**WHAT YOU ARE ASKED TO DO**
Transcribe the records that follow in their entirety, omitting any pictures.

**Source records**
•••

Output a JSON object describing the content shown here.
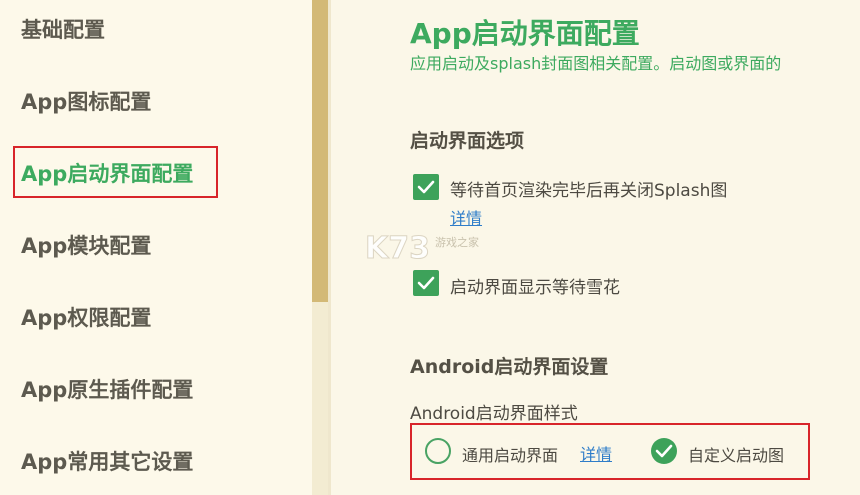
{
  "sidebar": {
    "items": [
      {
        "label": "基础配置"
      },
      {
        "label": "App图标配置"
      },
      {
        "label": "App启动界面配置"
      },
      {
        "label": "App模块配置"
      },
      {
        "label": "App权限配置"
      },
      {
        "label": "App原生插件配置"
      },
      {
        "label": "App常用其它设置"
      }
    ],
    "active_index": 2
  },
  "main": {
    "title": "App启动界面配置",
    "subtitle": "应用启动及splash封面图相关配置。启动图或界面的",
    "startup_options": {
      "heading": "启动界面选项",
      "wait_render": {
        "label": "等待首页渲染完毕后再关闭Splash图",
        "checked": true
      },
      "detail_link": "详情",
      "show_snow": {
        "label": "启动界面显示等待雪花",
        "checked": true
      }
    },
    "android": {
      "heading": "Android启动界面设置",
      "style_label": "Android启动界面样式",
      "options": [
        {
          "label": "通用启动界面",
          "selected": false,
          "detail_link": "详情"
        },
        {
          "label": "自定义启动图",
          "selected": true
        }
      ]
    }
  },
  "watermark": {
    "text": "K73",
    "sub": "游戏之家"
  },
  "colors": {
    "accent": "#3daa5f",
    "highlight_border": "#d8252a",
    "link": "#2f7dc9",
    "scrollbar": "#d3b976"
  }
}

•••

**ANSWER**
Output a JSON object describing the content shown here.
{
  "sidebar": {
    "items": [
      {
        "label": "基础配置"
      },
      {
        "label": "App图标配置"
      },
      {
        "label": "App启动界面配置"
      },
      {
        "label": "App模块配置"
      },
      {
        "label": "App权限配置"
      },
      {
        "label": "App原生插件配置"
      },
      {
        "label": "App常用其它设置"
      }
    ],
    "active_index": 2
  },
  "main": {
    "title": "App启动界面配置",
    "subtitle": "应用启动及splash封面图相关配置。启动图或界面的",
    "startup_options": {
      "heading": "启动界面选项",
      "wait_render": {
        "label": "等待首页渲染完毕后再关闭Splash图",
        "checked": true
      },
      "detail_link": "详情",
      "show_snow": {
        "label": "启动界面显示等待雪花",
        "checked": true
      }
    },
    "android": {
      "heading": "Android启动界面设置",
      "style_label": "Android启动界面样式",
      "options": [
        {
          "label": "通用启动界面",
          "selected": false,
          "detail_link": "详情"
        },
        {
          "label": "自定义启动图",
          "selected": true
        }
      ]
    }
  },
  "watermark": {
    "text": "K73",
    "sub": "游戏之家"
  },
  "colors": {
    "accent": "#3daa5f",
    "highlight_border": "#d8252a",
    "link": "#2f7dc9",
    "scrollbar": "#d3b976"
  }
}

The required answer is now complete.